- PROBLEM STATEMENT:
Copy every line of the data that contains the string "إدانته".

- Records from a collection:
════════

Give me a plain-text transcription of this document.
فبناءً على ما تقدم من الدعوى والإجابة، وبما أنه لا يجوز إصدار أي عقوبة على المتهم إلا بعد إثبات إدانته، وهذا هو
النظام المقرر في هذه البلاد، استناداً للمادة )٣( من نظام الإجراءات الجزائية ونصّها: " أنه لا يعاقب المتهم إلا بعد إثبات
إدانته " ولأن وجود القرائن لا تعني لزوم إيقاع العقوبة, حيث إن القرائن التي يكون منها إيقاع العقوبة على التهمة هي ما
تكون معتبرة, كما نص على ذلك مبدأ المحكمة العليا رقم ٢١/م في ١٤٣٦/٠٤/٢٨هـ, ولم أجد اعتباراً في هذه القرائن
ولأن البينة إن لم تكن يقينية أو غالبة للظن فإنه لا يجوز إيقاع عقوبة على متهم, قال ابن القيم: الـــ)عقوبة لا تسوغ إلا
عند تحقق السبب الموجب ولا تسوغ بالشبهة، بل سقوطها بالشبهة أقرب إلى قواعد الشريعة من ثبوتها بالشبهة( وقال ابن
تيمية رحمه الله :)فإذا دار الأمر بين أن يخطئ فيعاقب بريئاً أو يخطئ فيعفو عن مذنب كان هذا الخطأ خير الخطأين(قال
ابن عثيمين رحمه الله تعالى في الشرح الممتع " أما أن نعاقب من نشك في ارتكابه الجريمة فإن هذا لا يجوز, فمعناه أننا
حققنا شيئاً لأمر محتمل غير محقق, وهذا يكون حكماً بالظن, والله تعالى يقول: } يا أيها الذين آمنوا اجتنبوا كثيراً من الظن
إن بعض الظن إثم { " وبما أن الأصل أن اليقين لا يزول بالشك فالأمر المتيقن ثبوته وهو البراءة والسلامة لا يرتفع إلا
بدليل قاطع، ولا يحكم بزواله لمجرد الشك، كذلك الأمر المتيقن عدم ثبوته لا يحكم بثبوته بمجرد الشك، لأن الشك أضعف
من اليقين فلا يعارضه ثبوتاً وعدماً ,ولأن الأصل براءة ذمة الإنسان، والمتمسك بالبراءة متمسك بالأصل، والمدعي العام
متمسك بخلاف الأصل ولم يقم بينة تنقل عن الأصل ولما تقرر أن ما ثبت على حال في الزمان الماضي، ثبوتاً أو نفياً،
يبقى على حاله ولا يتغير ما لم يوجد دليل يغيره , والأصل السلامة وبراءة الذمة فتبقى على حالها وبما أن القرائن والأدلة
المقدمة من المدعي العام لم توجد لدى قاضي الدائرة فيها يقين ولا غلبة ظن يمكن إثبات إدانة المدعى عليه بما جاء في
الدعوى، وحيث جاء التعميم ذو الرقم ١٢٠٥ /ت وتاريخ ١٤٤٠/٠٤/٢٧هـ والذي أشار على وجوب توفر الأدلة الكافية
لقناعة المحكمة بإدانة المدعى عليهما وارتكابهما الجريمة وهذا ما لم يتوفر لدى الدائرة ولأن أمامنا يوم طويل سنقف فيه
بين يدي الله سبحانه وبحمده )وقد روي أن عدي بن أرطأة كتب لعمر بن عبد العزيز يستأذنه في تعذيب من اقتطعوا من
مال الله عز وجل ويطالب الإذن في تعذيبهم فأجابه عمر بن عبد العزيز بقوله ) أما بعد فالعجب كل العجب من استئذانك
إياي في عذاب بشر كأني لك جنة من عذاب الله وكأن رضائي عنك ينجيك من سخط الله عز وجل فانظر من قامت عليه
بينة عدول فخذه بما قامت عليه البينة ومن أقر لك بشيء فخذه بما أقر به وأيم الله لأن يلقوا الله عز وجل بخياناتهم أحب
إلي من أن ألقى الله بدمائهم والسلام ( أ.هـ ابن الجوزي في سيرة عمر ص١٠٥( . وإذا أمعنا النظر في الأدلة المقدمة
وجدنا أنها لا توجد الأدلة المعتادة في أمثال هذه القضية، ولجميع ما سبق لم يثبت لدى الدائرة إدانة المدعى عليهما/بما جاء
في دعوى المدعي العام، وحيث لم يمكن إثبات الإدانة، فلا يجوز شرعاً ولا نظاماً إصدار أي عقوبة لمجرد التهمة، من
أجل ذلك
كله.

════════

- REPLY TO THE EXERCISE:
فبناءً على ما تقدم من الدعوى والإجابة، وبما أنه لا يجوز إصدار أي عقوبة على المتهم إلا بعد إثبات إدانته، وهذا هو
إدانته " ولأن وجود القرائن لا تعني لزوم إيقاع العقوبة, حيث إن القرائن التي يكون منها إيقاع العقوبة على التهمة هي ما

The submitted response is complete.